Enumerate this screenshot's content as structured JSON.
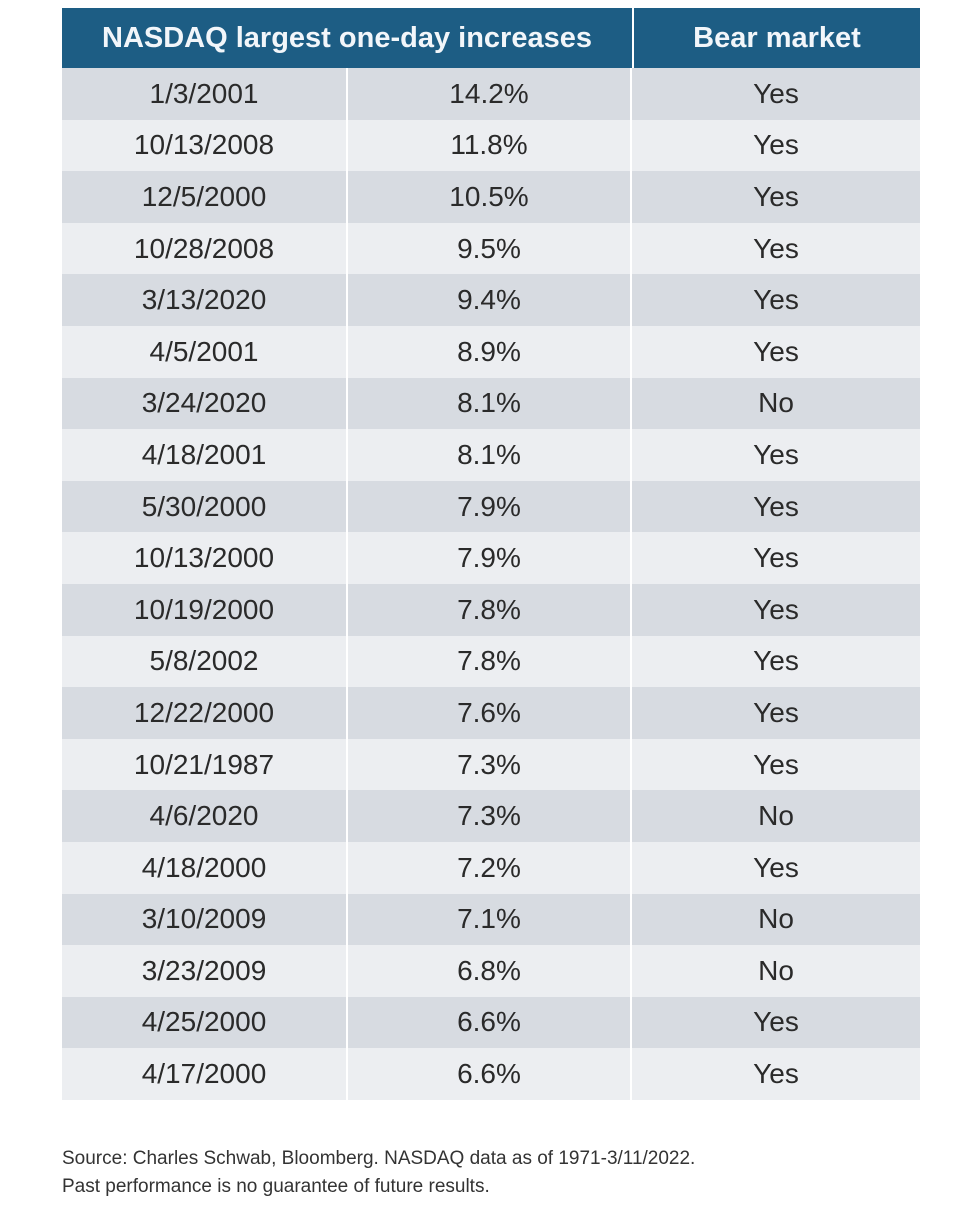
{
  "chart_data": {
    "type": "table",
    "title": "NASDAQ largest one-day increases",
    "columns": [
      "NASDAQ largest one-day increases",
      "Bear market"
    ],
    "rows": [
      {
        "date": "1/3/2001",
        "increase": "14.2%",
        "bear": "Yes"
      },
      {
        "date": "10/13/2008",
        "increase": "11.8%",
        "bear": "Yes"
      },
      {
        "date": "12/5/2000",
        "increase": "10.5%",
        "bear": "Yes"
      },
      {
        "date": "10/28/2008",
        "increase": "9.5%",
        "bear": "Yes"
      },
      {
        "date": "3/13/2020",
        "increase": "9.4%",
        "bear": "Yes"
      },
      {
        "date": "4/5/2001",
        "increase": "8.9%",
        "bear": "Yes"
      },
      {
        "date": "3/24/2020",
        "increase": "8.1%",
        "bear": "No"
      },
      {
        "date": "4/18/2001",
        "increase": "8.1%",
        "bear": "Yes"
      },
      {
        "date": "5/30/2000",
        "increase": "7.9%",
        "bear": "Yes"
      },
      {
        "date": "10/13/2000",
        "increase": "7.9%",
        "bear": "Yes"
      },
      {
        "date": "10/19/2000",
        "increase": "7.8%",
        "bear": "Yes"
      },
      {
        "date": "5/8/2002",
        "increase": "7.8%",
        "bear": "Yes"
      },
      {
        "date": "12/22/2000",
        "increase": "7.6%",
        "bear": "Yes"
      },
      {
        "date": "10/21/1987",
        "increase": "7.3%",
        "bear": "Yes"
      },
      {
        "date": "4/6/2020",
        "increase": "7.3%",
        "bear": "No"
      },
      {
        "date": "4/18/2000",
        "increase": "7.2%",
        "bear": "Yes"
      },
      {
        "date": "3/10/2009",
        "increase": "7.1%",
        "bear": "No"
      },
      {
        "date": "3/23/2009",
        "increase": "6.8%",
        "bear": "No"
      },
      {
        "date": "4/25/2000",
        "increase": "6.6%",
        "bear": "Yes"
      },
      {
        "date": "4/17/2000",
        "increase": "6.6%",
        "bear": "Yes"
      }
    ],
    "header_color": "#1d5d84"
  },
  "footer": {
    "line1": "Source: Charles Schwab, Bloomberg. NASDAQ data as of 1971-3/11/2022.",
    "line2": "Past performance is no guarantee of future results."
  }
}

What is required: Go through the listing above and write it out again exactly, dropping the pictures.

Output for this task:
Enumerate this screenshot's content as structured JSON.
{
  "chart_data": {
    "type": "table",
    "title": "NASDAQ largest one-day increases",
    "columns": [
      "NASDAQ largest one-day increases",
      "Bear market"
    ],
    "rows": [
      {
        "date": "1/3/2001",
        "increase": "14.2%",
        "bear": "Yes"
      },
      {
        "date": "10/13/2008",
        "increase": "11.8%",
        "bear": "Yes"
      },
      {
        "date": "12/5/2000",
        "increase": "10.5%",
        "bear": "Yes"
      },
      {
        "date": "10/28/2008",
        "increase": "9.5%",
        "bear": "Yes"
      },
      {
        "date": "3/13/2020",
        "increase": "9.4%",
        "bear": "Yes"
      },
      {
        "date": "4/5/2001",
        "increase": "8.9%",
        "bear": "Yes"
      },
      {
        "date": "3/24/2020",
        "increase": "8.1%",
        "bear": "No"
      },
      {
        "date": "4/18/2001",
        "increase": "8.1%",
        "bear": "Yes"
      },
      {
        "date": "5/30/2000",
        "increase": "7.9%",
        "bear": "Yes"
      },
      {
        "date": "10/13/2000",
        "increase": "7.9%",
        "bear": "Yes"
      },
      {
        "date": "10/19/2000",
        "increase": "7.8%",
        "bear": "Yes"
      },
      {
        "date": "5/8/2002",
        "increase": "7.8%",
        "bear": "Yes"
      },
      {
        "date": "12/22/2000",
        "increase": "7.6%",
        "bear": "Yes"
      },
      {
        "date": "10/21/1987",
        "increase": "7.3%",
        "bear": "Yes"
      },
      {
        "date": "4/6/2020",
        "increase": "7.3%",
        "bear": "No"
      },
      {
        "date": "4/18/2000",
        "increase": "7.2%",
        "bear": "Yes"
      },
      {
        "date": "3/10/2009",
        "increase": "7.1%",
        "bear": "No"
      },
      {
        "date": "3/23/2009",
        "increase": "6.8%",
        "bear": "No"
      },
      {
        "date": "4/25/2000",
        "increase": "6.6%",
        "bear": "Yes"
      },
      {
        "date": "4/17/2000",
        "increase": "6.6%",
        "bear": "Yes"
      }
    ],
    "header_color": "#1d5d84"
  },
  "footer": {
    "line1": "Source: Charles Schwab, Bloomberg. NASDAQ data as of 1971-3/11/2022.",
    "line2": "Past performance is no guarantee of future results."
  }
}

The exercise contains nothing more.